SET EXERCISE —
Pick every line with "MyCanvas" from the material below.

DATA ENTRIES —
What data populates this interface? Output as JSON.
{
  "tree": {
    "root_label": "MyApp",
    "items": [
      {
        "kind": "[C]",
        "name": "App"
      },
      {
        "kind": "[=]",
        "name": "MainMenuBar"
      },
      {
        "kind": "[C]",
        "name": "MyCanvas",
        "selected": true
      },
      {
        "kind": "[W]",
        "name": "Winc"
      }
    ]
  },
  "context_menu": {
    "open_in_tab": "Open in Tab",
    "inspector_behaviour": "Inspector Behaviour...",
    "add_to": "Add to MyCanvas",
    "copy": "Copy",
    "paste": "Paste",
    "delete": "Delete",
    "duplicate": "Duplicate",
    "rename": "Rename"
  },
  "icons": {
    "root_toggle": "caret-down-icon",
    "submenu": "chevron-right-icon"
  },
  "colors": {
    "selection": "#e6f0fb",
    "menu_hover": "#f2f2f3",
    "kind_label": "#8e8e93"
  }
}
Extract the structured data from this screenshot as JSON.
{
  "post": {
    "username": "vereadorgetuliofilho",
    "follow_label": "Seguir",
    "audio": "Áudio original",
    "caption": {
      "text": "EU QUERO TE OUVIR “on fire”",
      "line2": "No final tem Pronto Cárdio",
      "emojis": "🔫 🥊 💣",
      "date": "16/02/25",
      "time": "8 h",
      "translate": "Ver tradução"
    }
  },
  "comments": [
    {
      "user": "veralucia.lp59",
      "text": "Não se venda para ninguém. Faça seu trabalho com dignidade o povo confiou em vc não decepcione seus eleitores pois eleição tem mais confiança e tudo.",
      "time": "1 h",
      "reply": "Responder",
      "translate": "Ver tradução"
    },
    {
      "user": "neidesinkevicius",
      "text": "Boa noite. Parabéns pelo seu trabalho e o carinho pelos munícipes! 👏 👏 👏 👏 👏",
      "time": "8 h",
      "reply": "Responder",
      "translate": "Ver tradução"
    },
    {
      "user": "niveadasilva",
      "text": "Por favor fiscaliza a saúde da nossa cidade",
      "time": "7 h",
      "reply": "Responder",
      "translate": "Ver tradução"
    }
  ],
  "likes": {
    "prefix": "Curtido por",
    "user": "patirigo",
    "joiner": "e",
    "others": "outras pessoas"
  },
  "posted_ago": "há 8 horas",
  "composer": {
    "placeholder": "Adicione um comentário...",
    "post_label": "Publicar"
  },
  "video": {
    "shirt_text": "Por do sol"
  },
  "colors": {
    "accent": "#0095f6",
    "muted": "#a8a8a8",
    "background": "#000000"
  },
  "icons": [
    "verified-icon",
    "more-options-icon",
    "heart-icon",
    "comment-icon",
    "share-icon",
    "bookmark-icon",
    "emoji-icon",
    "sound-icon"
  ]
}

COMPLETE OUTPUT —
        "name": "MyCanvas",
    "add_to": "Add to MyCanvas",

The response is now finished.